Stored data entries:
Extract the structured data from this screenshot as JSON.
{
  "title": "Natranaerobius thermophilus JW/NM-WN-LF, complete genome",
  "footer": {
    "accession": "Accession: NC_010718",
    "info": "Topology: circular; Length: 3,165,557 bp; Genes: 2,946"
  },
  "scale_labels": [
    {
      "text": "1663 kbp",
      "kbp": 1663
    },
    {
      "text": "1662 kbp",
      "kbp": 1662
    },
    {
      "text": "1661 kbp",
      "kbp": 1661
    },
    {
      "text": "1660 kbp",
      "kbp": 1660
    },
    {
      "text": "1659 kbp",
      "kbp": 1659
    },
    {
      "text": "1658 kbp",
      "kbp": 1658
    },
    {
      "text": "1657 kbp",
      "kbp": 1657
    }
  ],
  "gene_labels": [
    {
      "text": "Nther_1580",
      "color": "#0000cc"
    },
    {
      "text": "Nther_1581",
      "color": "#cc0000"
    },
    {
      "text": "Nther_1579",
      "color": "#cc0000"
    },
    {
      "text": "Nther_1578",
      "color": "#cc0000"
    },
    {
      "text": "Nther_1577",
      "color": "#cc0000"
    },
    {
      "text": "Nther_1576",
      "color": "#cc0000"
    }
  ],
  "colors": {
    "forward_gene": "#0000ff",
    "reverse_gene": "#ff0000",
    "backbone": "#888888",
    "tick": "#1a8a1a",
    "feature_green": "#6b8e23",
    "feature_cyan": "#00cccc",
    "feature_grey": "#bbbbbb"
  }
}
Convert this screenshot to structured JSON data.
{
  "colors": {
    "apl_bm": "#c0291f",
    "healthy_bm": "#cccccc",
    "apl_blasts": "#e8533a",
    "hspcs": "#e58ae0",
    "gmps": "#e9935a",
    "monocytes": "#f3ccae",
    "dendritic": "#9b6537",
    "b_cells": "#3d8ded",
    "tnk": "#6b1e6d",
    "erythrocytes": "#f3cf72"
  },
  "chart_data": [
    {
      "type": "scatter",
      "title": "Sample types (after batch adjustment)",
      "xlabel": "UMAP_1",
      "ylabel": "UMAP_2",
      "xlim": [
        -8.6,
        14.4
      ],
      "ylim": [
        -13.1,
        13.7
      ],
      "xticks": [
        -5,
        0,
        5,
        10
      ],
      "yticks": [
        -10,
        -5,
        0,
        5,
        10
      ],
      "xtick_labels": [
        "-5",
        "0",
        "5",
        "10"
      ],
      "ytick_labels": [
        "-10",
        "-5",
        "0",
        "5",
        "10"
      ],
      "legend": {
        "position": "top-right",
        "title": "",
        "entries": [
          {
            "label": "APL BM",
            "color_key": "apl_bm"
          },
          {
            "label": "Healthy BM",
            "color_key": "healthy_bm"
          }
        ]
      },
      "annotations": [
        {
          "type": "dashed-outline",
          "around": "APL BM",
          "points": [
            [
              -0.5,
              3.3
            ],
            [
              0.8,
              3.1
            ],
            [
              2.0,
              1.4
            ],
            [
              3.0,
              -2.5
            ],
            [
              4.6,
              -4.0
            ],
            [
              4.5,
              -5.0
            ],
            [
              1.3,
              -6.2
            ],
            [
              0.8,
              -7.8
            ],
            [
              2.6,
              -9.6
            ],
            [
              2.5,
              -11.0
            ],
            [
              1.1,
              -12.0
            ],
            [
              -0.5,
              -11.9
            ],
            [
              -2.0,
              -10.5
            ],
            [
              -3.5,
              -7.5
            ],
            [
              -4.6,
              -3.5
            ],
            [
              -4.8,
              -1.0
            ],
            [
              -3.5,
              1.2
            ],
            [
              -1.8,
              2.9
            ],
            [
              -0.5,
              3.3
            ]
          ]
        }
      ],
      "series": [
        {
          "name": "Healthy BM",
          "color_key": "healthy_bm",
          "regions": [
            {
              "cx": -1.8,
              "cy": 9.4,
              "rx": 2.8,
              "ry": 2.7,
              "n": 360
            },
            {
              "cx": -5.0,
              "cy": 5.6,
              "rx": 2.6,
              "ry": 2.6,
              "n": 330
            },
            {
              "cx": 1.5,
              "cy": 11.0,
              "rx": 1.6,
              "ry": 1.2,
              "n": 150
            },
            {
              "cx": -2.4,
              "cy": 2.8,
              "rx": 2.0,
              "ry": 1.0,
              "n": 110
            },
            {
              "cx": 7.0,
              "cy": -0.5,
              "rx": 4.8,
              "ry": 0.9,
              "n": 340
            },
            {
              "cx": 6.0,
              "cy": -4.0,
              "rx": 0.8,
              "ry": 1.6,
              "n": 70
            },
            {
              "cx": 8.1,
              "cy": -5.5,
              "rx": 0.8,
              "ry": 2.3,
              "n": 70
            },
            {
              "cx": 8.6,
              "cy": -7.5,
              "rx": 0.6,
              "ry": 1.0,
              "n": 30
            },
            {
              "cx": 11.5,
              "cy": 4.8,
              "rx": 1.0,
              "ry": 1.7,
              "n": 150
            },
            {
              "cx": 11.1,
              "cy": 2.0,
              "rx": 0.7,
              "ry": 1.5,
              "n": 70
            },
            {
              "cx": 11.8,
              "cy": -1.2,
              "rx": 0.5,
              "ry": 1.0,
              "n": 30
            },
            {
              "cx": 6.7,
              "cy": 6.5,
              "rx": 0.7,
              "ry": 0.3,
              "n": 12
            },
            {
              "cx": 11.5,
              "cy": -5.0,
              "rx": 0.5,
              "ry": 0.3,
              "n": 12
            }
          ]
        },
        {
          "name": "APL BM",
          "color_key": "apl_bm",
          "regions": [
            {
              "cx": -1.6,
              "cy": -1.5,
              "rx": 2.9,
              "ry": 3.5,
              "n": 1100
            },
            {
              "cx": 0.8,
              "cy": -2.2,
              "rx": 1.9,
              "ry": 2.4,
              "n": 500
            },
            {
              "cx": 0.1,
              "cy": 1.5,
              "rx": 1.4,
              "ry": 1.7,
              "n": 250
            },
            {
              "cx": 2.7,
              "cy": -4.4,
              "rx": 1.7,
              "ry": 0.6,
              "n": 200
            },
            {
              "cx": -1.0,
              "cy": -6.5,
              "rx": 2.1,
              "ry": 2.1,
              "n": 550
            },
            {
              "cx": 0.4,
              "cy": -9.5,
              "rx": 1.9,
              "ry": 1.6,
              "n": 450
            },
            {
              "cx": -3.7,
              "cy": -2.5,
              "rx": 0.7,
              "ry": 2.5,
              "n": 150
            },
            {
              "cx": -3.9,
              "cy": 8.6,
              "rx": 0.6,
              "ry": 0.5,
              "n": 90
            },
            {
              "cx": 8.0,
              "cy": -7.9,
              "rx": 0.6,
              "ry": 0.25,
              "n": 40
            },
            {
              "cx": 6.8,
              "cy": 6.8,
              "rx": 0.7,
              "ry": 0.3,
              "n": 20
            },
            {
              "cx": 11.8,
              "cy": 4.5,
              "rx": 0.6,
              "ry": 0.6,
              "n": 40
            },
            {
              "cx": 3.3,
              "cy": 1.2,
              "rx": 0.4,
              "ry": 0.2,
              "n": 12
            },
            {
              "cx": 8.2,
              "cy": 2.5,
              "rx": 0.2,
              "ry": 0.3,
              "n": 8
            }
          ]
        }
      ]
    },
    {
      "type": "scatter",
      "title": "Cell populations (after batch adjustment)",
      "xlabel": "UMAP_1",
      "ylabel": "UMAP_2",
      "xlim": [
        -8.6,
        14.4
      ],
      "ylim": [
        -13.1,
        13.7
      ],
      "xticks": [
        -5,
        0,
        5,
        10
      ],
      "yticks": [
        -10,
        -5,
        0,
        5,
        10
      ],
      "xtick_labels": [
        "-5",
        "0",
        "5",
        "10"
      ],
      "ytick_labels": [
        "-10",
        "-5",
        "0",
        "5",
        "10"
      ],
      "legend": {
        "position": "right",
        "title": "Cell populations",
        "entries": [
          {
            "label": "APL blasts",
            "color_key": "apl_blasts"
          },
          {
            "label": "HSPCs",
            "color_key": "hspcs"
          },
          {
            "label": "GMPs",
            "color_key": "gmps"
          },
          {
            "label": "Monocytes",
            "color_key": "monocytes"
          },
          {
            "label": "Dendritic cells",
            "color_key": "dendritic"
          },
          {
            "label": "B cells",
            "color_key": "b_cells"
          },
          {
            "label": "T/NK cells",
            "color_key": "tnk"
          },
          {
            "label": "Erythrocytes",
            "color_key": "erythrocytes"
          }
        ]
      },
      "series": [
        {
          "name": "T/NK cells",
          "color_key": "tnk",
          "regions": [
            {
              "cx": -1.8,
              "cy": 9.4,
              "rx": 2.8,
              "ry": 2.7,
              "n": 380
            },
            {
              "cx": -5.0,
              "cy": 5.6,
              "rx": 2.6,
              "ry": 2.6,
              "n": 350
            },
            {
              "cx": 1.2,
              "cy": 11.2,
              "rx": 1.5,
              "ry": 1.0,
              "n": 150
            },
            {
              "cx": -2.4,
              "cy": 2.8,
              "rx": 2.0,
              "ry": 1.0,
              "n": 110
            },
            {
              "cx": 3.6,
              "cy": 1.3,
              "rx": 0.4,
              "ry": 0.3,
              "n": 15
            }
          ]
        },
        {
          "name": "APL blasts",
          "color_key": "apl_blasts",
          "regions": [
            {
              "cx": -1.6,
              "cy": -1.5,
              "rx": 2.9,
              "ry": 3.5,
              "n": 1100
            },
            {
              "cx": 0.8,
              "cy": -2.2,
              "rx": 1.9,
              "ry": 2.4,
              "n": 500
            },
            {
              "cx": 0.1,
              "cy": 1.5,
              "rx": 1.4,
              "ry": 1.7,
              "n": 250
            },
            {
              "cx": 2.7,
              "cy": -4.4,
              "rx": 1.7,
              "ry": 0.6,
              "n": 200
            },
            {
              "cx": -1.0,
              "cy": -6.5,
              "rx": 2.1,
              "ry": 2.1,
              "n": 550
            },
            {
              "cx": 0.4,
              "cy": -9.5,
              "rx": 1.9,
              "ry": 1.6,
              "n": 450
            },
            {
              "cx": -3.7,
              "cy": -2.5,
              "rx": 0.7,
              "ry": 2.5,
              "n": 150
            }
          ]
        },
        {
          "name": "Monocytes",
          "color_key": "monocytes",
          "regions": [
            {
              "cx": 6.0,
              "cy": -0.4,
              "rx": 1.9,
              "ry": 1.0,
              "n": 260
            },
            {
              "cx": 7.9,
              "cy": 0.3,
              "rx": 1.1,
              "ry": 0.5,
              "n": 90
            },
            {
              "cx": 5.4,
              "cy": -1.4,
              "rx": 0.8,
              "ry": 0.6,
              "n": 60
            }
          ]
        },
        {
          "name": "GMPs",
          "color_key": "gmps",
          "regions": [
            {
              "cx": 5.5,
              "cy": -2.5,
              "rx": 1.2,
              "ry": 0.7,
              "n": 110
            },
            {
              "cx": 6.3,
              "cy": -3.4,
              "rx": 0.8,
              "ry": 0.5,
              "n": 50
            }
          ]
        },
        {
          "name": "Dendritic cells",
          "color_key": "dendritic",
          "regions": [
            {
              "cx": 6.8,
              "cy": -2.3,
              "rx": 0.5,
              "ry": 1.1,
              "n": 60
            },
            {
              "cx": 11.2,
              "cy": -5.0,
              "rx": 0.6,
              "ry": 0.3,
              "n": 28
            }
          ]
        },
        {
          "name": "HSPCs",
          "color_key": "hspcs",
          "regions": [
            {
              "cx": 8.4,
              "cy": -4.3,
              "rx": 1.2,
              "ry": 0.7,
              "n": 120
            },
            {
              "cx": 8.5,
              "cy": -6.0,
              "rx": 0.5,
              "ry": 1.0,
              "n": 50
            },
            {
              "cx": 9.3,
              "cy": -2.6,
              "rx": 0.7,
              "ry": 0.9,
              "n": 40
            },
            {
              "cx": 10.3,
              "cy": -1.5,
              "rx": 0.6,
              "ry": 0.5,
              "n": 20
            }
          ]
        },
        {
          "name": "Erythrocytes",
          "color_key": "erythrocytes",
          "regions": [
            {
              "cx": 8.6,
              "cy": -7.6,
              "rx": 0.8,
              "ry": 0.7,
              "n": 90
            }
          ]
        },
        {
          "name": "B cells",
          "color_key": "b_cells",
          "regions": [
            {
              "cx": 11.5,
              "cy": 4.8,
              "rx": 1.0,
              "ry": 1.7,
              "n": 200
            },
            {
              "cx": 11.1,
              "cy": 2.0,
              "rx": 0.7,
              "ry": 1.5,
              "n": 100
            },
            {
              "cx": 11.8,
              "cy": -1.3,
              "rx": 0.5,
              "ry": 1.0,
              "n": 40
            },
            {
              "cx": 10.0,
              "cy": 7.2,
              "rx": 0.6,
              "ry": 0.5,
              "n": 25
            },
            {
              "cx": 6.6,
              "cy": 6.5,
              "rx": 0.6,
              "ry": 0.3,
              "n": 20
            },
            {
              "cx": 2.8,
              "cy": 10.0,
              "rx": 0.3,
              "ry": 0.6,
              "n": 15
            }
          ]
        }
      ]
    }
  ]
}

:: Task directions ::
What is the number of lines in the records above that include the word "name"? Reply with that number and nothing more.

:: Response area ::
10